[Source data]
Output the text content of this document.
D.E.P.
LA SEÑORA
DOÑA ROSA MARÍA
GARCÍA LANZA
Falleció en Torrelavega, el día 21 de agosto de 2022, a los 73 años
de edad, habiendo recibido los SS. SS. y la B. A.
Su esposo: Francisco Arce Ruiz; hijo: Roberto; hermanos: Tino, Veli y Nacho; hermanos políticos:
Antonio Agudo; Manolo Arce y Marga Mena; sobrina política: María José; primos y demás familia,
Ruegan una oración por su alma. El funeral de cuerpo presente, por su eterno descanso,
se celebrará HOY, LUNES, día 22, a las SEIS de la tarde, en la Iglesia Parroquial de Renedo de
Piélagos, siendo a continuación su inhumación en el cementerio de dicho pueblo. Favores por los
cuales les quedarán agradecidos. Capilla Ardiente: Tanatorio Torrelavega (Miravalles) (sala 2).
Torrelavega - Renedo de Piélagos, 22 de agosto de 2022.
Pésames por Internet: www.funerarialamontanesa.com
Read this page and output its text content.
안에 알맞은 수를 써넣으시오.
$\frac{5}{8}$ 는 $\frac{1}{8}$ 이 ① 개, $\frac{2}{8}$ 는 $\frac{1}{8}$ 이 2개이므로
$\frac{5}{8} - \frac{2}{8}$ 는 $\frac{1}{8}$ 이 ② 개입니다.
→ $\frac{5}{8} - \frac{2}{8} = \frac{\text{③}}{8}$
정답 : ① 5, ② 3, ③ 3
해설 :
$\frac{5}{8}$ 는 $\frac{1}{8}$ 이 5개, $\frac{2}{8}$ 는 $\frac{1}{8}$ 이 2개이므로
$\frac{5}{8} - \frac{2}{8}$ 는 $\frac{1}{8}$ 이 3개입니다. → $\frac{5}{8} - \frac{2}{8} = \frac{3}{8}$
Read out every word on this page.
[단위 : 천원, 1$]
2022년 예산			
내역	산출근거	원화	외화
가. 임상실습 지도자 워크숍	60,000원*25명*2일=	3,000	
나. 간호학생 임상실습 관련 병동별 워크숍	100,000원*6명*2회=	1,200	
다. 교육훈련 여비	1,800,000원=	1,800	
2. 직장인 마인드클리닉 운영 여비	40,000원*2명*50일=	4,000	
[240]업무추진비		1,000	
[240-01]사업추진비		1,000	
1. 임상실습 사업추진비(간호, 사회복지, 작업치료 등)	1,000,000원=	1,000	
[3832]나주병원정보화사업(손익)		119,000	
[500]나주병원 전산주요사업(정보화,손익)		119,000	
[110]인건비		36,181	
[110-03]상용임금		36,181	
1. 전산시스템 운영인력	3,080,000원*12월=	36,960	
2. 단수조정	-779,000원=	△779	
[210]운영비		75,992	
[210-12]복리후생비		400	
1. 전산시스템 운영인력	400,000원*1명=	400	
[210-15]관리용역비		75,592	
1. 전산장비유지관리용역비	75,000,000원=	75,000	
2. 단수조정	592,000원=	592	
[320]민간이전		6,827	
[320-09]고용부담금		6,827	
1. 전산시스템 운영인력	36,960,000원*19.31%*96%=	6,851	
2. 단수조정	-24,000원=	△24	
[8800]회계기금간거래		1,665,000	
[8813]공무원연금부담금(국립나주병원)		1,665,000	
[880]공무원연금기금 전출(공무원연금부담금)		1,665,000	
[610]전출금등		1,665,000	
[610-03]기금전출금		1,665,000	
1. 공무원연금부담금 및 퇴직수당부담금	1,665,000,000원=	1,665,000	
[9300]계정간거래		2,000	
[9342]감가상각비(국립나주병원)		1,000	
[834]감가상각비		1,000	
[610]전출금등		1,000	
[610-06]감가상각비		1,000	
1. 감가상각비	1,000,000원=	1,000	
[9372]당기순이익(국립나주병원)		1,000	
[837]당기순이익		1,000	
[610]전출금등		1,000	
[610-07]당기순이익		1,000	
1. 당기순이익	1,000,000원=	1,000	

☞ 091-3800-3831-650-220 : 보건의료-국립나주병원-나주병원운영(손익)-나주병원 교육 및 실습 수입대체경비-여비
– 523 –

§ **OBJECTIVE**
Each record above should be output again exactly.

§ **WRITTEN SOLUTION**
Output the text content of this document.
D.E.P.
LA SEÑORA
DOÑA ROSA MARÍA
GARCÍA LANZA
Falleció en Torrelavega, el día 21 de agosto de 2022, a los 73 años
de edad, habiendo recibido los SS. SS. y la B. A.
Su esposo: Francisco Arce Ruiz; hijo: Roberto; hermanos: Tino, Veli y Nacho; hermanos políticos:
Antonio Agudo; Manolo Arce y Marga Mena; sobrina política: María José; primos y demás familia,
Ruegan una oración por su alma. El funeral de cuerpo presente, por su eterno descanso,
se celebrará HOY, LUNES, día 22, a las SEIS de la tarde, en la Iglesia Parroquial de Renedo de
Piélagos, siendo a continuación su inhumación en el cementerio de dicho pueblo. Favores por los
cuales les quedarán agradecidos. Capilla Ardiente: Tanatorio Torrelavega (Miravalles) (sala 2).
Torrelavega - Renedo de Piélagos, 22 de agosto de 2022.
Pésames por Internet: www.funerarialamontanesa.com
Read this page and output its text content.
안에 알맞은 수를 써넣으시오.
$\frac{5}{8}$ 는 $\frac{1}{8}$ 이 ① 개, $\frac{2}{8}$ 는 $\frac{1}{8}$ 이 2개이므로
$\frac{5}{8} - \frac{2}{8}$ 는 $\frac{1}{8}$ 이 ② 개입니다.
→ $\frac{5}{8} - \frac{2}{8} = \frac{\text{③}}{8}$
정답 : ① 5, ② 3, ③ 3
해설 :
$\frac{5}{8}$ 는 $\frac{1}{8}$ 이 5개, $\frac{2}{8}$ 는 $\frac{1}{8}$ 이 2개이므로
$\frac{5}{8} - \frac{2}{8}$ 는 $\frac{1}{8}$ 이 3개입니다. → $\frac{5}{8} - \frac{2}{8} = \frac{3}{8}$
Read out every word on this page.
[단위 : 천원, 1$]
2022년 예산			
내역	산출근거	원화	외화
가. 임상실습 지도자 워크숍	60,000원*25명*2일=	3,000	
나. 간호학생 임상실습 관련 병동별 워크숍	100,000원*6명*2회=	1,200	
다. 교육훈련 여비	1,800,000원=	1,800	
2. 직장인 마인드클리닉 운영 여비	40,000원*2명*50일=	4,000	
[240]업무추진비		1,000	
[240-01]사업추진비		1,000	
1. 임상실습 사업추진비(간호, 사회복지, 작업치료 등)	1,000,000원=	1,000	
[3832]나주병원정보화사업(손익)		119,000	
[500]나주병원 전산주요사업(정보화,손익)		119,000	
[110]인건비		36,181	
[110-03]상용임금		36,181	
1. 전산시스템 운영인력	3,080,000원*12월=	36,960	
2. 단수조정	-779,000원=	△779	
[210]운영비		75,992	
[210-12]복리후생비		400	
1. 전산시스템 운영인력	400,000원*1명=	400	
[210-15]관리용역비		75,592	
1. 전산장비유지관리용역비	75,000,000원=	75,000	
2. 단수조정	592,000원=	592	
[320]민간이전		6,827	
[320-09]고용부담금		6,827	
1. 전산시스템 운영인력	36,960,000원*19.31%*96%=	6,851	
2. 단수조정	-24,000원=	△24	
[8800]회계기금간거래		1,665,000	
[8813]공무원연금부담금(국립나주병원)		1,665,000	
[880]공무원연금기금 전출(공무원연금부담금)		1,665,000	
[610]전출금등		1,665,000	
[610-03]기금전출금		1,665,000	
1. 공무원연금부담금 및 퇴직수당부담금	1,665,000,000원=	1,665,000	
[9300]계정간거래		2,000	
[9342]감가상각비(국립나주병원)		1,000	
[834]감가상각비		1,000	
[610]전출금등		1,000	
[610-06]감가상각비		1,000	
1. 감가상각비	1,000,000원=	1,000	
[9372]당기순이익(국립나주병원)		1,000	
[837]당기순이익		1,000	
[610]전출금등		1,000	
[610-07]당기순이익		1,000	
1. 당기순이익	1,000,000원=	1,000	

☞ 091-3800-3831-650-220 : 보건의료-국립나주병원-나주병원운영(손익)-나주병원 교육 및 실습 수입대체경비-여비
– 523 –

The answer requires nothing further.